• **SET EXERCISE**
Reproduce each record below exactly as written.

• **SUPPLIED DATA**
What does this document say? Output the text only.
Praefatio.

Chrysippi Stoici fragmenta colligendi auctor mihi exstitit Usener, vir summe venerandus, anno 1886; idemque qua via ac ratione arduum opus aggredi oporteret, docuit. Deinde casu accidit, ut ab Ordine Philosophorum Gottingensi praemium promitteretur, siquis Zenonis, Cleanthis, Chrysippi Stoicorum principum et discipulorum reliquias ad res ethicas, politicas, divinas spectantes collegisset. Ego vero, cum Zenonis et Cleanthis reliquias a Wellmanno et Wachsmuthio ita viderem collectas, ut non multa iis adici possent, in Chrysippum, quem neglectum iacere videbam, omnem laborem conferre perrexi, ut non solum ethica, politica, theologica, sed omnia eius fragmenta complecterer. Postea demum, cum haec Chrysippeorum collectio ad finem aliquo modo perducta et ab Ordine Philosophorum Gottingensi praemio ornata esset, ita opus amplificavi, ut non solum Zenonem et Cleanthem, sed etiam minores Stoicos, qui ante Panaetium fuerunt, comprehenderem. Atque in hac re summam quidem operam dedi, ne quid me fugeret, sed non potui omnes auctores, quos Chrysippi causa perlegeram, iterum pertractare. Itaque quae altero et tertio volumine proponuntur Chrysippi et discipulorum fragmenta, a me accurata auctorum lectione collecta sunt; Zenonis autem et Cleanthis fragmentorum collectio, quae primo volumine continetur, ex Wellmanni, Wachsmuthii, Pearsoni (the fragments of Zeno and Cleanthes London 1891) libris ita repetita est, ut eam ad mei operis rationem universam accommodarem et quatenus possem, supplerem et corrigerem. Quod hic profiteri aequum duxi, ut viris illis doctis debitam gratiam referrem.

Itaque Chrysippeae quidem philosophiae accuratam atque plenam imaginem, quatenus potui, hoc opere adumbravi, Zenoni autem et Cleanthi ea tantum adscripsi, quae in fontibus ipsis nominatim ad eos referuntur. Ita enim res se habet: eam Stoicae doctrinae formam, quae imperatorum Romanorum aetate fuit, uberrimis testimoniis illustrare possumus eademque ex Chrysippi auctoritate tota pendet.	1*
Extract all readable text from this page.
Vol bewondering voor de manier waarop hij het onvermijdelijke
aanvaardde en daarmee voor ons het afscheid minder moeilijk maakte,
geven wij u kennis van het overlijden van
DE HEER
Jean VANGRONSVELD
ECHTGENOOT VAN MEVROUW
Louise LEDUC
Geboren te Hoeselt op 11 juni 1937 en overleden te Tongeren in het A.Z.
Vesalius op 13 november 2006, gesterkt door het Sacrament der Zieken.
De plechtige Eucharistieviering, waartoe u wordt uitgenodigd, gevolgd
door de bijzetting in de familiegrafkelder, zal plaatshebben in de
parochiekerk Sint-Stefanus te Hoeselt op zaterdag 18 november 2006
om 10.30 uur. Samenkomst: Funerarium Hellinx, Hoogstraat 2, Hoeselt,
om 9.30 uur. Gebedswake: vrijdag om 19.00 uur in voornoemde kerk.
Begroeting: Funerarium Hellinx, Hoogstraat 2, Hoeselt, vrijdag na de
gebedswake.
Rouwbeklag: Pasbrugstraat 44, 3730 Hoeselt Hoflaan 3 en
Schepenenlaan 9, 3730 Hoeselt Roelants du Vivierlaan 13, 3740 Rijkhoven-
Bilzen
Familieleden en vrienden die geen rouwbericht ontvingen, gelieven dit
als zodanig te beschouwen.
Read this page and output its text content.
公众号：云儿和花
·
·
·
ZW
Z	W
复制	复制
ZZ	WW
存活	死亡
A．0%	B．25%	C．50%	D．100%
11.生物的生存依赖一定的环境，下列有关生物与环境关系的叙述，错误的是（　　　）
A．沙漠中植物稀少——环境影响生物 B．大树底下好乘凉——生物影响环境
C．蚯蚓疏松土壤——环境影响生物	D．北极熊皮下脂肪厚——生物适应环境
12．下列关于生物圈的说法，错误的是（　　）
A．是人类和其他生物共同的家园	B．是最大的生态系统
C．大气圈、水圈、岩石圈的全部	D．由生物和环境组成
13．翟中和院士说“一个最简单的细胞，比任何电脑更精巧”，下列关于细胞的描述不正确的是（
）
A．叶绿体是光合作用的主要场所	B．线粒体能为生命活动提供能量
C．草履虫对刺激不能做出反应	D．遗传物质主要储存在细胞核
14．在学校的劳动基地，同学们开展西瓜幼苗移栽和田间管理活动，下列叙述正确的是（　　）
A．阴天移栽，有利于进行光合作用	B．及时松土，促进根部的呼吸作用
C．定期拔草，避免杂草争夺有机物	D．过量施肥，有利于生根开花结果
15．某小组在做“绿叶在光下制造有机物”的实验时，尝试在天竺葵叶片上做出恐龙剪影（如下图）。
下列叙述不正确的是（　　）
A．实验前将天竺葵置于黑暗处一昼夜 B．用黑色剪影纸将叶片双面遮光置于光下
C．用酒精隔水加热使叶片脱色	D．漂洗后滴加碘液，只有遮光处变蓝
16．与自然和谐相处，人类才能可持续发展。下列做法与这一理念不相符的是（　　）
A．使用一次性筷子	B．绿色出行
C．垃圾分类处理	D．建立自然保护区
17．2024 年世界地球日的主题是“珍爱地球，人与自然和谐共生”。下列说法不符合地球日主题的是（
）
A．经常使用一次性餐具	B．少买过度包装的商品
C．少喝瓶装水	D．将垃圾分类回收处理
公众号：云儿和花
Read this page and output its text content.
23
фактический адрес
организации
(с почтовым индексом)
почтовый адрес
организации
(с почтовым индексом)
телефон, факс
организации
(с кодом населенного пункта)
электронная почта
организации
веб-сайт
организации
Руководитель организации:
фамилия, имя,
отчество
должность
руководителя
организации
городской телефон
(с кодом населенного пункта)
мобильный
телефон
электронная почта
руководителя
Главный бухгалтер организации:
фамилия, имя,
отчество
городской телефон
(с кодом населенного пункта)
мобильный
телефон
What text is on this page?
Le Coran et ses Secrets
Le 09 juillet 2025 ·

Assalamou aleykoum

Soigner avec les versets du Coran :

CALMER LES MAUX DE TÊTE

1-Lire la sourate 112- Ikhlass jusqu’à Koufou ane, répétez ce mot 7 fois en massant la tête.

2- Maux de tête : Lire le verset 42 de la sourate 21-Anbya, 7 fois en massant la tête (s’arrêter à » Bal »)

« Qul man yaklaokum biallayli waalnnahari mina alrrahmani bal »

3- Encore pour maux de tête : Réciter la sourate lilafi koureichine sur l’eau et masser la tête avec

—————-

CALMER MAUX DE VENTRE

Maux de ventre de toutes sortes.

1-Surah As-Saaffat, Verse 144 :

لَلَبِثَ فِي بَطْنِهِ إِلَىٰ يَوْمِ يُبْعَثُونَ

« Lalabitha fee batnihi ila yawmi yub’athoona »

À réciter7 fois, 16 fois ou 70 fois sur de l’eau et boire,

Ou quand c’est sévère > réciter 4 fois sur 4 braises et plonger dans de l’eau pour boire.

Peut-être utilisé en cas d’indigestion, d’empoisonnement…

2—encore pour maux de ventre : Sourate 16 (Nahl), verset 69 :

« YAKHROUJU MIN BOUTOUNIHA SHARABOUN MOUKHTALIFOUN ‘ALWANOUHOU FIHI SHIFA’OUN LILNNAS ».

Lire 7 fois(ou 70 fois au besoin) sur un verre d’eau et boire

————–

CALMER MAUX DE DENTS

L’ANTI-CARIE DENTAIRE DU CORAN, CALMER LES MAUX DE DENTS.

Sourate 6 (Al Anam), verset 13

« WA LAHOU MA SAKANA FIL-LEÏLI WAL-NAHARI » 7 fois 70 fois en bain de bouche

• **RIGHT ANSWER**
What does this document say? Output the text only.
Praefatio.

Chrysippi Stoici fragmenta colligendi auctor mihi exstitit Usener, vir summe venerandus, anno 1886; idemque qua via ac ratione arduum opus aggredi oporteret, docuit. Deinde casu accidit, ut ab Ordine Philosophorum Gottingensi praemium promitteretur, siquis Zenonis, Cleanthis, Chrysippi Stoicorum principum et discipulorum reliquias ad res ethicas, politicas, divinas spectantes collegisset. Ego vero, cum Zenonis et Cleanthis reliquias a Wellmanno et Wachsmuthio ita viderem collectas, ut non multa iis adici possent, in Chrysippum, quem neglectum iacere videbam, omnem laborem conferre perrexi, ut non solum ethica, politica, theologica, sed omnia eius fragmenta complecterer. Postea demum, cum haec Chrysippeorum collectio ad finem aliquo modo perducta et ab Ordine Philosophorum Gottingensi praemio ornata esset, ita opus amplificavi, ut non solum Zenonem et Cleanthem, sed etiam minores Stoicos, qui ante Panaetium fuerunt, comprehenderem. Atque in hac re summam quidem operam dedi, ne quid me fugeret, sed non potui omnes auctores, quos Chrysippi causa perlegeram, iterum pertractare. Itaque quae altero et tertio volumine proponuntur Chrysippi et discipulorum fragmenta, a me accurata auctorum lectione collecta sunt; Zenonis autem et Cleanthis fragmentorum collectio, quae primo volumine continetur, ex Wellmanni, Wachsmuthii, Pearsoni (the fragments of Zeno and Cleanthes London 1891) libris ita repetita est, ut eam ad mei operis rationem universam accommodarem et quatenus possem, supplerem et corrigerem. Quod hic profiteri aequum duxi, ut viris illis doctis debitam gratiam referrem.

Itaque Chrysippeae quidem philosophiae accuratam atque plenam imaginem, quatenus potui, hoc opere adumbravi, Zenoni autem et Cleanthi ea tantum adscripsi, quae in fontibus ipsis nominatim ad eos referuntur. Ita enim res se habet: eam Stoicae doctrinae formam, quae imperatorum Romanorum aetate fuit, uberrimis testimoniis illustrare possumus eademque ex Chrysippi auctoritate tota pendet.	1*
Extract all readable text from this page.
Vol bewondering voor de manier waarop hij het onvermijdelijke
aanvaardde en daarmee voor ons het afscheid minder moeilijk maakte,
geven wij u kennis van het overlijden van
DE HEER
Jean VANGRONSVELD
ECHTGENOOT VAN MEVROUW
Louise LEDUC
Geboren te Hoeselt op 11 juni 1937 en overleden te Tongeren in het A.Z.
Vesalius op 13 november 2006, gesterkt door het Sacrament der Zieken.
De plechtige Eucharistieviering, waartoe u wordt uitgenodigd, gevolgd
door de bijzetting in de familiegrafkelder, zal plaatshebben in de
parochiekerk Sint-Stefanus te Hoeselt op zaterdag 18 november 2006
om 10.30 uur. Samenkomst: Funerarium Hellinx, Hoogstraat 2, Hoeselt,
om 9.30 uur. Gebedswake: vrijdag om 19.00 uur in voornoemde kerk.
Begroeting: Funerarium Hellinx, Hoogstraat 2, Hoeselt, vrijdag na de
gebedswake.
Rouwbeklag: Pasbrugstraat 44, 3730 Hoeselt Hoflaan 3 en
Schepenenlaan 9, 3730 Hoeselt Roelants du Vivierlaan 13, 3740 Rijkhoven-
Bilzen
Familieleden en vrienden die geen rouwbericht ontvingen, gelieven dit
als zodanig te beschouwen.
Read this page and output its text content.
公众号：云儿和花
·
·
·
ZW
Z	W
复制	复制
ZZ	WW
存活	死亡
A．0%	B．25%	C．50%	D．100%
11.生物的生存依赖一定的环境，下列有关生物与环境关系的叙述，错误的是（　　　）
A．沙漠中植物稀少——环境影响生物 B．大树底下好乘凉——生物影响环境
C．蚯蚓疏松土壤——环境影响生物	D．北极熊皮下脂肪厚——生物适应环境
12．下列关于生物圈的说法，错误的是（　　）
A．是人类和其他生物共同的家园	B．是最大的生态系统
C．大气圈、水圈、岩石圈的全部	D．由生物和环境组成
13．翟中和院士说“一个最简单的细胞，比任何电脑更精巧”，下列关于细胞的描述不正确的是（
）
A．叶绿体是光合作用的主要场所	B．线粒体能为生命活动提供能量
C．草履虫对刺激不能做出反应	D．遗传物质主要储存在细胞核
14．在学校的劳动基地，同学们开展西瓜幼苗移栽和田间管理活动，下列叙述正确的是（　　）
A．阴天移栽，有利于进行光合作用	B．及时松土，促进根部的呼吸作用
C．定期拔草，避免杂草争夺有机物	D．过量施肥，有利于生根开花结果
15．某小组在做“绿叶在光下制造有机物”的实验时，尝试在天竺葵叶片上做出恐龙剪影（如下图）。
下列叙述不正确的是（　　）
A．实验前将天竺葵置于黑暗处一昼夜 B．用黑色剪影纸将叶片双面遮光置于光下
C．用酒精隔水加热使叶片脱色	D．漂洗后滴加碘液，只有遮光处变蓝
16．与自然和谐相处，人类才能可持续发展。下列做法与这一理念不相符的是（　　）
A．使用一次性筷子	B．绿色出行
C．垃圾分类处理	D．建立自然保护区
17．2024 年世界地球日的主题是“珍爱地球，人与自然和谐共生”。下列说法不符合地球日主题的是（
）
A．经常使用一次性餐具	B．少买过度包装的商品
C．少喝瓶装水	D．将垃圾分类回收处理
公众号：云儿和花
Read this page and output its text content.
23
фактический адрес
организации
(с почтовым индексом)
почтовый адрес
организации
(с почтовым индексом)
телефон, факс
организации
(с кодом населенного пункта)
электронная почта
организации
веб-сайт
организации
Руководитель организации:
фамилия, имя,
отчество
должность
руководителя
организации
городской телефон
(с кодом населенного пункта)
мобильный
телефон
электронная почта
руководителя
Главный бухгалтер организации:
фамилия, имя,
отчество
городской телефон
(с кодом населенного пункта)
мобильный
телефон
What text is on this page?
Le Coran et ses Secrets
Le 09 juillet 2025 ·

Assalamou aleykoum

Soigner avec les versets du Coran :

CALMER LES MAUX DE TÊTE

1-Lire la sourate 112- Ikhlass jusqu’à Koufou ane, répétez ce mot 7 fois en massant la tête.

2- Maux de tête : Lire le verset 42 de la sourate 21-Anbya, 7 fois en massant la tête (s’arrêter à » Bal »)

« Qul man yaklaokum biallayli waalnnahari mina alrrahmani bal »

3- Encore pour maux de tête : Réciter la sourate lilafi koureichine sur l’eau et masser la tête avec

—————-

CALMER MAUX DE VENTRE

Maux de ventre de toutes sortes.

1-Surah As-Saaffat, Verse 144 :

لَلَبِثَ فِي بَطْنِهِ إِلَىٰ يَوْمِ يُبْعَثُونَ

« Lalabitha fee batnihi ila yawmi yub’athoona »

À réciter7 fois, 16 fois ou 70 fois sur de l’eau et boire,

Ou quand c’est sévère > réciter 4 fois sur 4 braises et plonger dans de l’eau pour boire.

Peut-être utilisé en cas d’indigestion, d’empoisonnement…

2—encore pour maux de ventre : Sourate 16 (Nahl), verset 69 :

« YAKHROUJU MIN BOUTOUNIHA SHARABOUN MOUKHTALIFOUN ‘ALWANOUHOU FIHI SHIFA’OUN LILNNAS ».

Lire 7 fois(ou 70 fois au besoin) sur un verre d’eau et boire

————–

CALMER MAUX DE DENTS

L’ANTI-CARIE DENTAIRE DU CORAN, CALMER LES MAUX DE DENTS.

Sourate 6 (Al Anam), verset 13

« WA LAHOU MA SAKANA FIL-LEÏLI WAL-NAHARI » 7 fois 70 fois en bain de bouche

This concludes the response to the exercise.